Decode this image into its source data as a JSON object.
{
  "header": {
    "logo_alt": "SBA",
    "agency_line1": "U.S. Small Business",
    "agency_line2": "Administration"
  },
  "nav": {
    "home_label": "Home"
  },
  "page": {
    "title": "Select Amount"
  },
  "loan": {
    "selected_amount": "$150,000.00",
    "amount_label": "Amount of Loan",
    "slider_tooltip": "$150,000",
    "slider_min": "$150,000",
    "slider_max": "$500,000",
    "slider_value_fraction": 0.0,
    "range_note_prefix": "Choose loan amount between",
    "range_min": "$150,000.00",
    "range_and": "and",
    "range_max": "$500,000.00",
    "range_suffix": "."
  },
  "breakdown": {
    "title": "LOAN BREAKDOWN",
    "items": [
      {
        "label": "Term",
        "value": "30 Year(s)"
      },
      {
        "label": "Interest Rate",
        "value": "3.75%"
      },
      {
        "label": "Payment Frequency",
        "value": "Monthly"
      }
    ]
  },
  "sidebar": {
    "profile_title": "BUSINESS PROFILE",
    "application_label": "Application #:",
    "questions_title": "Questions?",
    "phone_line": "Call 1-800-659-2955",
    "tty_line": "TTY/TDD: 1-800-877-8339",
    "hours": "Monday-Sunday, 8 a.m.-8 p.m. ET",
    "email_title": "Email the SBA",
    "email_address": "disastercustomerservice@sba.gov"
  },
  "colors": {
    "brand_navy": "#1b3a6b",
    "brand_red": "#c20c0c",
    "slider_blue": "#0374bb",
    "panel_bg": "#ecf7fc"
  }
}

^^^^

Write out every entry verbatim.

Decode this image into its source data as a JSON object.
{
  "header": {
    "logo_alt": "SBA",
    "agency_line1": "U.S. Small Business",
    "agency_line2": "Administration"
  },
  "nav": {
    "home_label": "Home"
  },
  "page": {
    "title": "Select Amount"
  },
  "loan": {
    "selected_amount": "$150,000.00",
    "amount_label": "Amount of Loan",
    "slider_tooltip": "$150,000",
    "slider_min": "$150,000",
    "slider_max": "$500,000",
    "slider_value_fraction": 0.0,
    "range_note_prefix": "Choose loan amount between",
    "range_min": "$150,000.00",
    "range_and": "and",
    "range_max": "$500,000.00",
    "range_suffix": "."
  },
  "breakdown": {
    "title": "LOAN BREAKDOWN",
    "items": [
      {
        "label": "Term",
        "value": "30 Year(s)"
      },
      {
        "label": "Interest Rate",
        "value": "3.75%"
      },
      {
        "label": "Payment Frequency",
        "value": "Monthly"
      }
    ]
  },
  "sidebar": {
    "profile_title": "BUSINESS PROFILE",
    "application_label": "Application #:",
    "questions_title": "Questions?",
    "phone_line": "Call 1-800-659-2955",
    "tty_line": "TTY/TDD: 1-800-877-8339",
    "hours": "Monday-Sunday, 8 a.m.-8 p.m. ET",
    "email_title": "Email the SBA",
    "email_address": "disastercustomerservice@sba.gov"
  },
  "colors": {
    "brand_navy": "#1b3a6b",
    "brand_red": "#c20c0c",
    "slider_blue": "#0374bb",
    "panel_bg": "#ecf7fc"
  }
}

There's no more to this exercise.